-------- Task inputs
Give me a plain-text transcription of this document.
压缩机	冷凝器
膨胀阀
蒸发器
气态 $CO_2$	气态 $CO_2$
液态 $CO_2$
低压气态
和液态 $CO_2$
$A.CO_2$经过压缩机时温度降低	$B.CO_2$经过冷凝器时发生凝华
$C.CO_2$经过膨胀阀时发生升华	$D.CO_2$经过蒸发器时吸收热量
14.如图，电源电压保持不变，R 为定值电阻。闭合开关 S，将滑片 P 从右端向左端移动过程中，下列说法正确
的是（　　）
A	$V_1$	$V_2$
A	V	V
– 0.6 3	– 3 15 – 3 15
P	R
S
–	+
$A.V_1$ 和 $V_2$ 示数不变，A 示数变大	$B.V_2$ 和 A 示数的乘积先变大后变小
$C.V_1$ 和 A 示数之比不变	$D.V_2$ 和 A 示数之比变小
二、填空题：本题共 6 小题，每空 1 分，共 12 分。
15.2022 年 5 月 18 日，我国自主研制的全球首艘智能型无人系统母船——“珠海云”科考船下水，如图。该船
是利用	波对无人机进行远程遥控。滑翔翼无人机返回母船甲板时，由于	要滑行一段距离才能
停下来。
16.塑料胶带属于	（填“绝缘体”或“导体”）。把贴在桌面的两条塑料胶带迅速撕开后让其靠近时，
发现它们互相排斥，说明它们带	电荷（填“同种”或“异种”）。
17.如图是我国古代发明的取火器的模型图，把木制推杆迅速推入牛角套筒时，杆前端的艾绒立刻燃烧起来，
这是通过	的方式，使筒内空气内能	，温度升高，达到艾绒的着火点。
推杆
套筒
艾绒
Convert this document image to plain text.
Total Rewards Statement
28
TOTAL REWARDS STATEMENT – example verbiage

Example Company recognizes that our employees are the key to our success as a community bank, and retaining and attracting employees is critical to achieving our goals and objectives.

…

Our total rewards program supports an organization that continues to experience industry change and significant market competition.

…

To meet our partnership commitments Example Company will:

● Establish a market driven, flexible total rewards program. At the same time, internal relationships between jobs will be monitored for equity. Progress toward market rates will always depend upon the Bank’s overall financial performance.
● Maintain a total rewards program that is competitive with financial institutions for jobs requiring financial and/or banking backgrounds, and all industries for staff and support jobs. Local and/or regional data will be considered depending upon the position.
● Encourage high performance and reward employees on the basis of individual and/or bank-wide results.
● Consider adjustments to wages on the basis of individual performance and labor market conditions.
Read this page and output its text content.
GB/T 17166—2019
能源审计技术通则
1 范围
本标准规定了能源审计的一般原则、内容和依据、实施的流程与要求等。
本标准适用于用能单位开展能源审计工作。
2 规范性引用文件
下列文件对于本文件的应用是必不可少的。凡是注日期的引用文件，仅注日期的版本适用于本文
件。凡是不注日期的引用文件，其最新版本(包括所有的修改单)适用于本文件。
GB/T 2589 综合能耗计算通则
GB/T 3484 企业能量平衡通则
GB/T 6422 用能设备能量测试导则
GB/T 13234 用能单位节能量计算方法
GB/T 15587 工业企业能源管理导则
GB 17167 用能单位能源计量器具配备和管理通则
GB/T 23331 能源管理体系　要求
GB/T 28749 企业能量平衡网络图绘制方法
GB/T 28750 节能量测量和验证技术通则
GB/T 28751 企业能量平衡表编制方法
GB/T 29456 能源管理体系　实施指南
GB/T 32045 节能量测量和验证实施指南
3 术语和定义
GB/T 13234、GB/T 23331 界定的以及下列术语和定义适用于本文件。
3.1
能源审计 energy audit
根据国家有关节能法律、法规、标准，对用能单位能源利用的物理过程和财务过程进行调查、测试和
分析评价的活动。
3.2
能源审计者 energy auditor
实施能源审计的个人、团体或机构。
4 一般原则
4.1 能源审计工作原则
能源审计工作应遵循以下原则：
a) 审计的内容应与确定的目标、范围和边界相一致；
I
----------------
From the line holding "Read this page and output its text content." through the last line above, reproduce each line exactly and add nothing.

Read this page and output its text content.
GB/T 17166—2019
能源审计技术通则
1 范围
本标准规定了能源审计的一般原则、内容和依据、实施的流程与要求等。
本标准适用于用能单位开展能源审计工作。
2 规范性引用文件
下列文件对于本文件的应用是必不可少的。凡是注日期的引用文件，仅注日期的版本适用于本文
件。凡是不注日期的引用文件，其最新版本(包括所有的修改单)适用于本文件。
GB/T 2589 综合能耗计算通则
GB/T 3484 企业能量平衡通则
GB/T 6422 用能设备能量测试导则
GB/T 13234 用能单位节能量计算方法
GB/T 15587 工业企业能源管理导则
GB 17167 用能单位能源计量器具配备和管理通则
GB/T 23331 能源管理体系　要求
GB/T 28749 企业能量平衡网络图绘制方法
GB/T 28750 节能量测量和验证技术通则
GB/T 28751 企业能量平衡表编制方法
GB/T 29456 能源管理体系　实施指南
GB/T 32045 节能量测量和验证实施指南
3 术语和定义
GB/T 13234、GB/T 23331 界定的以及下列术语和定义适用于本文件。
3.1
能源审计 energy audit
根据国家有关节能法律、法规、标准，对用能单位能源利用的物理过程和财务过程进行调查、测试和
分析评价的活动。
3.2
能源审计者 energy auditor
实施能源审计的个人、团体或机构。
4 一般原则
4.1 能源审计工作原则
能源审计工作应遵循以下原则：
a) 审计的内容应与确定的目标、范围和边界相一致；
I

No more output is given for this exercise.